• _WRITTEN REQUEST_
Word for word, restate every line of the listing that follows.

---- EXTRACTED RECORDS

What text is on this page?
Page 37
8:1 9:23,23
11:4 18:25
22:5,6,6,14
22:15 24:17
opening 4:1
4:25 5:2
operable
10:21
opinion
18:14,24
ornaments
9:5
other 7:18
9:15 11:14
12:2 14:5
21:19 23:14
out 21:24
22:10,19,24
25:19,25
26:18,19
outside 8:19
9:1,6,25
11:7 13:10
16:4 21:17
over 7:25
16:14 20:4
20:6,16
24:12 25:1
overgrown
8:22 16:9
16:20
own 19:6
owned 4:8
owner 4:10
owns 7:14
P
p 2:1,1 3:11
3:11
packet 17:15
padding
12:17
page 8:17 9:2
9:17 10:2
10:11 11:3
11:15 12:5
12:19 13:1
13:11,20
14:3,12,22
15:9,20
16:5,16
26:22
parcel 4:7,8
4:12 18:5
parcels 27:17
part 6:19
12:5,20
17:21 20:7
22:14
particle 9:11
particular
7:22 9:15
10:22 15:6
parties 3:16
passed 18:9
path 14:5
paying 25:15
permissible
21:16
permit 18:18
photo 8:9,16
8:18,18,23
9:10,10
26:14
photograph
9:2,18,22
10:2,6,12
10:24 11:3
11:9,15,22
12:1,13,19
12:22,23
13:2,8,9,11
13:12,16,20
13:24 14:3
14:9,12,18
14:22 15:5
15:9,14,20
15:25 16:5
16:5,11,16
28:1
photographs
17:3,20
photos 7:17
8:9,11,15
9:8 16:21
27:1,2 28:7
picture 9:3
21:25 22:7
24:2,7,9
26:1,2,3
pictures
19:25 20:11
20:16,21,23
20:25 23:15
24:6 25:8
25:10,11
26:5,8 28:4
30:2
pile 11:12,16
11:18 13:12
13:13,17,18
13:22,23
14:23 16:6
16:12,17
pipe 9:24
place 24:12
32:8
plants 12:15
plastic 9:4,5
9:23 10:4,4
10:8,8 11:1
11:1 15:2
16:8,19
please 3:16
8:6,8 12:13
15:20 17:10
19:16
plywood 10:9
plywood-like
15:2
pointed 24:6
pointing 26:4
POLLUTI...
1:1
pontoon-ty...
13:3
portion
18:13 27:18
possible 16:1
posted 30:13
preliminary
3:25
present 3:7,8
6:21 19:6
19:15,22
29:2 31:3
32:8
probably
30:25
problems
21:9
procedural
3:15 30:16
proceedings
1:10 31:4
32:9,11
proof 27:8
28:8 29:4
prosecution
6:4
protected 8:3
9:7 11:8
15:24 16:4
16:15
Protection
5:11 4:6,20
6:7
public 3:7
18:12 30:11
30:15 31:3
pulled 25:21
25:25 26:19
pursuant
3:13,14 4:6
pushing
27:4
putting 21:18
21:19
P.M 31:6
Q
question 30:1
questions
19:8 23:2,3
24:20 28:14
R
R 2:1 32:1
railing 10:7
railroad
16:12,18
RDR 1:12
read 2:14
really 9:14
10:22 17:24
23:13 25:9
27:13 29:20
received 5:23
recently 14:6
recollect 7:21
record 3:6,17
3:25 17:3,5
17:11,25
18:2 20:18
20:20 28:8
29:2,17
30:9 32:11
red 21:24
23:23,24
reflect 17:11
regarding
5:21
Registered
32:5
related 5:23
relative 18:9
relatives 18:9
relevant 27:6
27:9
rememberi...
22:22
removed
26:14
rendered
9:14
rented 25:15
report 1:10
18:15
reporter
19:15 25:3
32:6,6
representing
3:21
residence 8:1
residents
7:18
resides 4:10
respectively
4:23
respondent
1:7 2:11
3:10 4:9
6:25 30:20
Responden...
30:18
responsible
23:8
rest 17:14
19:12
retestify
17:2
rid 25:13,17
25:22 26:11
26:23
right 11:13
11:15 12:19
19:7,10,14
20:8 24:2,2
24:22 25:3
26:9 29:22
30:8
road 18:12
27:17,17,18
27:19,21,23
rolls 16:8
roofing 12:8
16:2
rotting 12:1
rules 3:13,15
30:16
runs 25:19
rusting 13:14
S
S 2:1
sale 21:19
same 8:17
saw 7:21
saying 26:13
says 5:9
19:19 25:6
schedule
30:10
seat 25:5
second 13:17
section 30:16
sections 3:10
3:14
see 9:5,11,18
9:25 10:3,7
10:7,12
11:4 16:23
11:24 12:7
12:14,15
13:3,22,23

--------

• _EXPECTED OUTPUT_
What text is on this page?
Page 37
8:1 9:23,23
11:4 18:25
22:5,6,6,14
22:15 24:17
opening 4:1
4:25 5:2
operable
10:21
opinion
18:14,24
ornaments
9:5
other 7:18
9:15 11:14
12:2 14:5
21:19 23:14
out 21:24
22:10,19,24
25:19,25
26:18,19
outside 8:19
9:1,6,25
11:7 13:10
16:4 21:17
over 7:25
16:14 20:4
20:6,16
24:12 25:1
overgrown
8:22 16:9
16:20
own 19:6
owned 4:8
owner 4:10
owns 7:14
P
p 2:1,1 3:11
3:11
packet 17:15
padding
12:17
page 8:17 9:2
9:17 10:2
10:11 11:3
11:15 12:5
12:19 13:1
13:11,20
14:3,12,22
15:9,20
16:5,16
26:22
parcel 4:7,8
4:12 18:5
parcels 27:17
part 6:19
12:5,20
17:21 20:7
22:14
particle 9:11
particular
7:22 9:15
10:22 15:6
parties 3:16
passed 18:9
path 14:5
paying 25:15
permissible
21:16
permit 18:18
photo 8:9,16
8:18,18,23
9:10,10
26:14
photograph
9:2,18,22
10:2,6,12
10:24 11:3
11:9,15,22
12:1,13,19
12:22,23
13:2,8,9,11
13:12,16,20
13:24 14:3
14:9,12,18
14:22 15:5
15:9,14,20
15:25 16:5
16:5,11,16
28:1
photographs
17:3,20
photos 7:17
8:9,11,15
9:8 16:21
27:1,2 28:7
picture 9:3
21:25 22:7
24:2,7,9
26:1,2,3
pictures
19:25 20:11
20:16,21,23
20:25 23:15
24:6 25:8
25:10,11
26:5,8 28:4
30:2
pile 11:12,16
11:18 13:12
13:13,17,18
13:22,23
14:23 16:6
16:12,17
pipe 9:24
place 24:12
32:8
plants 12:15
plastic 9:4,5
9:23 10:4,4
10:8,8 11:1
11:1 15:2
16:8,19
please 3:16
8:6,8 12:13
15:20 17:10
19:16
plywood 10:9
plywood-like
15:2
pointed 24:6
pointing 26:4
POLLUTI...
1:1
pontoon-ty...
13:3
portion
18:13 27:18
possible 16:1
posted 30:13
preliminary
3:25
present 3:7,8
6:21 19:6
19:15,22
29:2 31:3
32:8
probably
30:25
problems
21:9
procedural
3:15 30:16
proceedings
1:10 31:4
32:9,11
proof 27:8
28:8 29:4
prosecution
6:4
protected 8:3
9:7 11:8
15:24 16:4
16:15
Protection
5:11 4:6,20
6:7
public 3:7
18:12 30:11
30:15 31:3
pulled 25:21
25:25 26:19
pursuant
3:13,14 4:6
pushing
27:4
putting 21:18
21:19
P.M 31:6
Q
question 30:1
questions
19:8 23:2,3
24:20 28:14
R
R 2:1 32:1
railing 10:7
railroad
16:12,18
RDR 1:12
read 2:14
really 9:14
10:22 17:24
23:13 25:9
27:13 29:20
received 5:23
recently 14:6
recollect 7:21
record 3:6,17
3:25 17:3,5
17:11,25
18:2 20:18
20:20 28:8
29:2,17
30:9 32:11
red 21:24
23:23,24
reflect 17:11
regarding
5:21
Registered
32:5
related 5:23
relative 18:9
relatives 18:9
relevant 27:6
27:9
rememberi...
22:22
removed
26:14
rendered
9:14
rented 25:15
report 1:10
18:15
reporter
19:15 25:3
32:6,6
representing
3:21
residence 8:1
residents
7:18
resides 4:10
respectively
4:23
respondent
1:7 2:11
3:10 4:9
6:25 30:20
Responden...
30:18
responsible
23:8
rest 17:14
19:12
retestify
17:2
rid 25:13,17
25:22 26:11
26:23
right 11:13
11:15 12:19
19:7,10,14
20:8 24:2,2
24:22 25:3
26:9 29:22
30:8
road 18:12
27:17,17,18
27:19,21,23
rolls 16:8
roofing 12:8
16:2
rotting 12:1
rules 3:13,15
30:16
runs 25:19
rusting 13:14
S
S 2:1
sale 21:19
same 8:17
saw 7:21
saying 26:13
says 5:9
19:19 25:6
schedule
30:10
seat 25:5
second 13:17
section 30:16
sections 3:10
3:14
see 9:5,11,18
9:25 10:3,7
10:7,12
11:4 16:23
11:24 12:7
12:14,15
13:3,22,23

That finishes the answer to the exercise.